Input for this task:
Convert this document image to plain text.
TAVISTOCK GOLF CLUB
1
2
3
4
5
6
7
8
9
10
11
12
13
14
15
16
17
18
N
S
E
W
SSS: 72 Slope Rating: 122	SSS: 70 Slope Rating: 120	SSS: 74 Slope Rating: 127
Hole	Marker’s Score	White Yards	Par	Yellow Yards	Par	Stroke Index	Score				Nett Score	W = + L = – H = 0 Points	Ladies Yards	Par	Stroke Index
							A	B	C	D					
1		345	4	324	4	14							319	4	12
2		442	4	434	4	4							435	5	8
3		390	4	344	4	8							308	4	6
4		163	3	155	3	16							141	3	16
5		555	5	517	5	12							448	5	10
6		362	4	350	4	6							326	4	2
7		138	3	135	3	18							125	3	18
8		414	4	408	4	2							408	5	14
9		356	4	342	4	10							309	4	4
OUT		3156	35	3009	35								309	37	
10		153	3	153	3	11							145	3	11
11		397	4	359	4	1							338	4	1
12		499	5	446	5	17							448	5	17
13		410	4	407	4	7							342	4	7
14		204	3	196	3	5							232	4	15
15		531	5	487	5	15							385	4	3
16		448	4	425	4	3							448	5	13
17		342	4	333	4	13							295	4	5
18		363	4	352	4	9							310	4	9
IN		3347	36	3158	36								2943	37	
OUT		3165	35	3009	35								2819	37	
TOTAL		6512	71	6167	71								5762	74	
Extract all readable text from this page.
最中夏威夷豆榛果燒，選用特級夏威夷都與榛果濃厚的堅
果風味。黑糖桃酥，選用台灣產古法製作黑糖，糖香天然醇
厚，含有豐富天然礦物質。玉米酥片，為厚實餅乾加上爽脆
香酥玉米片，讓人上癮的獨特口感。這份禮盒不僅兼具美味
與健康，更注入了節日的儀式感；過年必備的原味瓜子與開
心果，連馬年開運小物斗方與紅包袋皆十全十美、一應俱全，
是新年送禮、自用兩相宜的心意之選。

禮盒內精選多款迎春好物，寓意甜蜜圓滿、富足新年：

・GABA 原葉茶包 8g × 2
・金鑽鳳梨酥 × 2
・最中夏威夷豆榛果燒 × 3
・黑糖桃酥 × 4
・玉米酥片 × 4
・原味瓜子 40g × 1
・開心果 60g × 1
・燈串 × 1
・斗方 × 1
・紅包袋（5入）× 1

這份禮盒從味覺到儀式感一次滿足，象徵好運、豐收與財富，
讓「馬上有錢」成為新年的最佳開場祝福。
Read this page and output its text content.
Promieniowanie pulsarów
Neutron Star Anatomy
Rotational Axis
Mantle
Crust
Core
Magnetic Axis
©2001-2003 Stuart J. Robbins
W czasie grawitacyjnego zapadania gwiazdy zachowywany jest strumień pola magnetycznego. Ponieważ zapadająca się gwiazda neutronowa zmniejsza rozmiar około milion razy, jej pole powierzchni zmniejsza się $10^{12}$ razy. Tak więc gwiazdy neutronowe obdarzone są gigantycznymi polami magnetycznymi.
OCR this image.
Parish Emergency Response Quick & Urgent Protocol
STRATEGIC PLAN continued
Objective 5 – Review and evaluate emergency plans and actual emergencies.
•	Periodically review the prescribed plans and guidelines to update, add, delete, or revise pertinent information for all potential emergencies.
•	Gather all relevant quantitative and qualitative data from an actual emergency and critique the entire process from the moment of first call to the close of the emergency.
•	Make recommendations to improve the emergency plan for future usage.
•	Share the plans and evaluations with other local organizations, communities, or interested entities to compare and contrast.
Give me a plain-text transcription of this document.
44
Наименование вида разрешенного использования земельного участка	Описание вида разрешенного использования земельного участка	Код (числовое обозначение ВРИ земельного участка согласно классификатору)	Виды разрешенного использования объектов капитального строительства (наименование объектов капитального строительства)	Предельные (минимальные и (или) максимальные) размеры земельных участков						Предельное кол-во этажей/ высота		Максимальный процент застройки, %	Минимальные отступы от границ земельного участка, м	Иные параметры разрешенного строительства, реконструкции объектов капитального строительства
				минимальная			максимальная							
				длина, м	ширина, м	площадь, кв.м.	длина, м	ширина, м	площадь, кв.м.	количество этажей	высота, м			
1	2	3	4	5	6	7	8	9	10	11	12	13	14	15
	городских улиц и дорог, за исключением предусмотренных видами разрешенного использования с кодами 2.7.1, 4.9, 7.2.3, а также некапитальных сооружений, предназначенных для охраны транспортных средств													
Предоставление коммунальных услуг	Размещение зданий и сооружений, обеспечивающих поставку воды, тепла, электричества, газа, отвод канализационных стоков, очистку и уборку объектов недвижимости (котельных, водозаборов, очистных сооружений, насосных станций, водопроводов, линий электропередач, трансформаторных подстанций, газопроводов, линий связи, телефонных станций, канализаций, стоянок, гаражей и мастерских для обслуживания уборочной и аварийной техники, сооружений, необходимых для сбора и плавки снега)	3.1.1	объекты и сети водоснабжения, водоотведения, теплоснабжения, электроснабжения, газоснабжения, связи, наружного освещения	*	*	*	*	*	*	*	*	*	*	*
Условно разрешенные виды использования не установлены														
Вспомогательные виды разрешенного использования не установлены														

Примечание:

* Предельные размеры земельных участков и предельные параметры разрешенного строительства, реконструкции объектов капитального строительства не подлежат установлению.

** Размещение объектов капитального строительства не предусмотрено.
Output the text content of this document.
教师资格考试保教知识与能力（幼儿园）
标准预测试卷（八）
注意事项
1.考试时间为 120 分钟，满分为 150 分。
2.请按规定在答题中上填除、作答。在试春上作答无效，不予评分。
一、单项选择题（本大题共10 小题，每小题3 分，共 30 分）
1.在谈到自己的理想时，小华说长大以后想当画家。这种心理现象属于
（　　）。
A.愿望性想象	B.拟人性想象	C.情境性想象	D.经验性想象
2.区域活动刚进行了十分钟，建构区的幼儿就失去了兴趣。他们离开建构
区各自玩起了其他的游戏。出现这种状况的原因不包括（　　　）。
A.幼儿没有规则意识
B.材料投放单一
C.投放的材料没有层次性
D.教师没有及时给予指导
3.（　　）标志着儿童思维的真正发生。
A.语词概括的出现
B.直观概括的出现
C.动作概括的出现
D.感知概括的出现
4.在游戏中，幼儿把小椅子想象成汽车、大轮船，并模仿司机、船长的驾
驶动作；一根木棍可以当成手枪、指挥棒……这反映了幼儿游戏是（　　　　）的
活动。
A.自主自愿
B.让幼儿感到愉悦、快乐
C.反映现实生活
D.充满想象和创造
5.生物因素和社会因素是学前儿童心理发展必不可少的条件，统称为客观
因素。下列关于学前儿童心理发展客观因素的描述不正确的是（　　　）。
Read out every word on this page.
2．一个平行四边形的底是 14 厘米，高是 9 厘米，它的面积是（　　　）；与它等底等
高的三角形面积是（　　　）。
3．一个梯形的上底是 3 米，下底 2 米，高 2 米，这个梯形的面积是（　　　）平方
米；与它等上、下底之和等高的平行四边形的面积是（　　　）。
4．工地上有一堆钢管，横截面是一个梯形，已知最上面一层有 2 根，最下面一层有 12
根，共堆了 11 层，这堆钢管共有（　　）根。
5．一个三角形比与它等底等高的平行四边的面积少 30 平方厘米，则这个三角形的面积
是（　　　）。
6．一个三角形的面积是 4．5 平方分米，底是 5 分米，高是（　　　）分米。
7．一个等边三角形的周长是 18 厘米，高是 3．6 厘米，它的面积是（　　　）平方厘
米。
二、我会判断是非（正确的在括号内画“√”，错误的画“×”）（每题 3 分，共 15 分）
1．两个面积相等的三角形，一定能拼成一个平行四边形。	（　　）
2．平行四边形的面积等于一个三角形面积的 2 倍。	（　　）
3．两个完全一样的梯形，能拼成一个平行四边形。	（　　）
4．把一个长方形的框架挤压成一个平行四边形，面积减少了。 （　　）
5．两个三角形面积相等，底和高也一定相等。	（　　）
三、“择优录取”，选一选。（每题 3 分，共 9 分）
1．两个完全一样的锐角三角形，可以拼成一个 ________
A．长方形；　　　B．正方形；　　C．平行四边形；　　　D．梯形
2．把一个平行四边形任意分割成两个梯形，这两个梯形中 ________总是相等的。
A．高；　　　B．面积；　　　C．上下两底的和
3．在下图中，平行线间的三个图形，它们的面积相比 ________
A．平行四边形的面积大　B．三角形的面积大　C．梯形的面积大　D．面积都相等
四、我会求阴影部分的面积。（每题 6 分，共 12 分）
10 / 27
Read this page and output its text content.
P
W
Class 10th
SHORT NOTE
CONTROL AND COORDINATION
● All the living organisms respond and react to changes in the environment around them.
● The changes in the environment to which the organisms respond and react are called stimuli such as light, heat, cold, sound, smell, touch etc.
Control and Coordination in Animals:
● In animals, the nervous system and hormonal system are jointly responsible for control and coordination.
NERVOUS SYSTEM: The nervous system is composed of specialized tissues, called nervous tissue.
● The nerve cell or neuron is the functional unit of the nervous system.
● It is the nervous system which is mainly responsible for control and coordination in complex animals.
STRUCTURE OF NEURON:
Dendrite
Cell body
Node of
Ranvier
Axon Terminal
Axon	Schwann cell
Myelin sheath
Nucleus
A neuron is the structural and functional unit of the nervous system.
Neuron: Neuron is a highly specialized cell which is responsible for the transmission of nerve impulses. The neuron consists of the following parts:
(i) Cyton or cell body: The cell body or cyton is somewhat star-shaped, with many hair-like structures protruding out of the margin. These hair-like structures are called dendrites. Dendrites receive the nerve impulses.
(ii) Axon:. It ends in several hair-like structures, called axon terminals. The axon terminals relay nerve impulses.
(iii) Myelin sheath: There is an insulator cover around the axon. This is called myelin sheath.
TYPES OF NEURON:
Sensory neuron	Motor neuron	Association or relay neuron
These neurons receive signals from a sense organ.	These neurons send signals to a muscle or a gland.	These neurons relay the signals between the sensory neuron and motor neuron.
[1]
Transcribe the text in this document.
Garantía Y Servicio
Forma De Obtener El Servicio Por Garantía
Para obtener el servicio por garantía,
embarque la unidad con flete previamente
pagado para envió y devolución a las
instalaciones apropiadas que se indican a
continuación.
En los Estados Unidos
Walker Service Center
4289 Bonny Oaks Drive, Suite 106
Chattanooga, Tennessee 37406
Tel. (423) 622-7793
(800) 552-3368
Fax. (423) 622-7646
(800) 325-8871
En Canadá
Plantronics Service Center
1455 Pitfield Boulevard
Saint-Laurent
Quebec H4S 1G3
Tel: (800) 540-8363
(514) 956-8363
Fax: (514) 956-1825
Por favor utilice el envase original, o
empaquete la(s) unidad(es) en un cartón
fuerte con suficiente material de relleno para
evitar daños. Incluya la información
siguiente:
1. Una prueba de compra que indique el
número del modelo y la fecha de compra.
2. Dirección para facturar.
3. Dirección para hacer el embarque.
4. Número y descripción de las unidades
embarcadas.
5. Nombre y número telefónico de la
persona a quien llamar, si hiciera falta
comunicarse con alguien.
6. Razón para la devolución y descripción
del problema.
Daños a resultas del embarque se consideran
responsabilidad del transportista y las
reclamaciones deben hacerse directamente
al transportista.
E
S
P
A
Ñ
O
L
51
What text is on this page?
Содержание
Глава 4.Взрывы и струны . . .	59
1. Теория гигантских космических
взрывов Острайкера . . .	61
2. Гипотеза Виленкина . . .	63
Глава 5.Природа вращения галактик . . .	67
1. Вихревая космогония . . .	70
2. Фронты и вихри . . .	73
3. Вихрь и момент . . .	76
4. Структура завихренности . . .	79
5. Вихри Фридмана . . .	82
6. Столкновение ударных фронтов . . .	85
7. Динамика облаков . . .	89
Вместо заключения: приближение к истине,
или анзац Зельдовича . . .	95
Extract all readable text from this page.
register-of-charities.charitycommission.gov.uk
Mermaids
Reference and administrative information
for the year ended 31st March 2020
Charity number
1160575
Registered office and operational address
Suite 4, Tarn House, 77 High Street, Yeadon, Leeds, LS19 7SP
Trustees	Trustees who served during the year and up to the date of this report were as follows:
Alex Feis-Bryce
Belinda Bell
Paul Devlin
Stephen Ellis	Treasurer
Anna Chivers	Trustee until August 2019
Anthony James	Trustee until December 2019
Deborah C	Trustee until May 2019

Work to do: Look through the entries and return every line where "sheath" appears.

Written answer:
Myelin sheath
(iii) Myelin sheath: There is an insulator cover around the axon. This is called myelin sheath.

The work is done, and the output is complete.